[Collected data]
--- BEGIN ---

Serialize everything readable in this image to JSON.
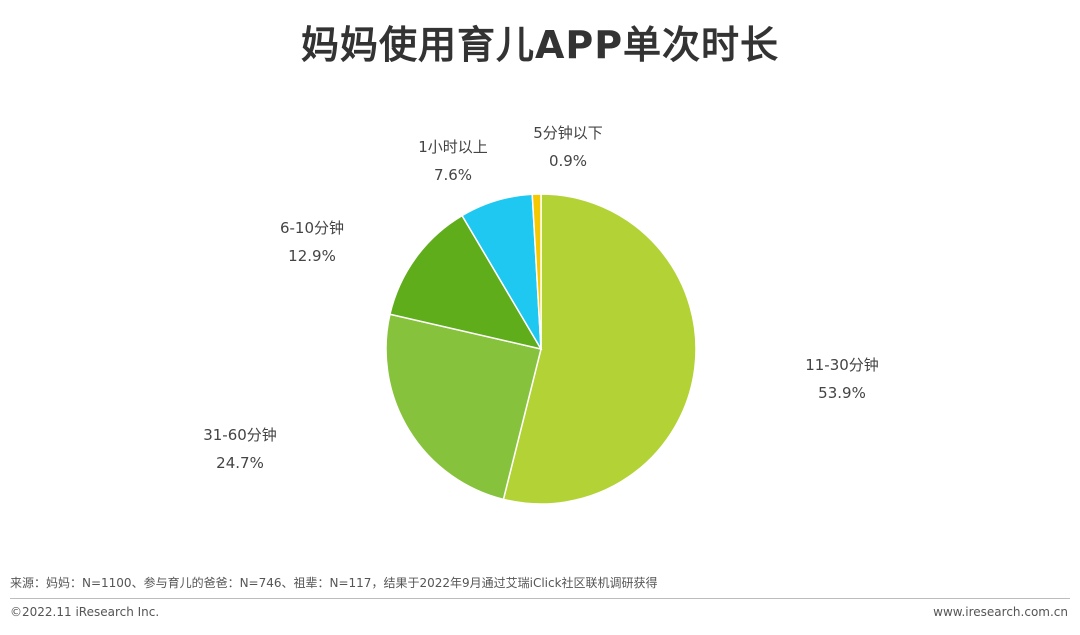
{
  "chart_data": {
    "type": "pie",
    "title": "妈妈使用育儿APP单次时长",
    "slices": [
      {
        "label": "11-30分钟",
        "value": 53.9,
        "value_text": "53.9%",
        "color": "#b2d235"
      },
      {
        "label": "31-60分钟",
        "value": 24.7,
        "value_text": "24.7%",
        "color": "#86c23b"
      },
      {
        "label": "6-10分钟",
        "value": 12.9,
        "value_text": "12.9%",
        "color": "#5fad1b"
      },
      {
        "label": "1小时以上",
        "value": 7.6,
        "value_text": "7.6%",
        "color": "#1ec8f0"
      },
      {
        "label": "5分钟以下",
        "value": 0.9,
        "value_text": "0.9%",
        "color": "#f5c800"
      }
    ],
    "legend": "none"
  },
  "footer": {
    "source": "来源：妈妈：N=1100、参与育儿的爸爸：N=746、祖辈：N=117，结果于2022年9月通过艾瑞iClick社区联机调研获得",
    "copyright": "©2022.11 iResearch Inc.",
    "website": "www.iresearch.com.cn"
  }
}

--- END ---

Repeat each record exactly as shown above, dropping all images.

Serialize everything readable in this image to JSON.
{
  "chart_data": {
    "type": "pie",
    "title": "妈妈使用育儿APP单次时长",
    "slices": [
      {
        "label": "11-30分钟",
        "value": 53.9,
        "value_text": "53.9%",
        "color": "#b2d235"
      },
      {
        "label": "31-60分钟",
        "value": 24.7,
        "value_text": "24.7%",
        "color": "#86c23b"
      },
      {
        "label": "6-10分钟",
        "value": 12.9,
        "value_text": "12.9%",
        "color": "#5fad1b"
      },
      {
        "label": "1小时以上",
        "value": 7.6,
        "value_text": "7.6%",
        "color": "#1ec8f0"
      },
      {
        "label": "5分钟以下",
        "value": 0.9,
        "value_text": "0.9%",
        "color": "#f5c800"
      }
    ],
    "legend": "none"
  },
  "footer": {
    "source": "来源：妈妈：N=1100、参与育儿的爸爸：N=746、祖辈：N=117，结果于2022年9月通过艾瑞iClick社区联机调研获得",
    "copyright": "©2022.11 iResearch Inc.",
    "website": "www.iresearch.com.cn"
  }
}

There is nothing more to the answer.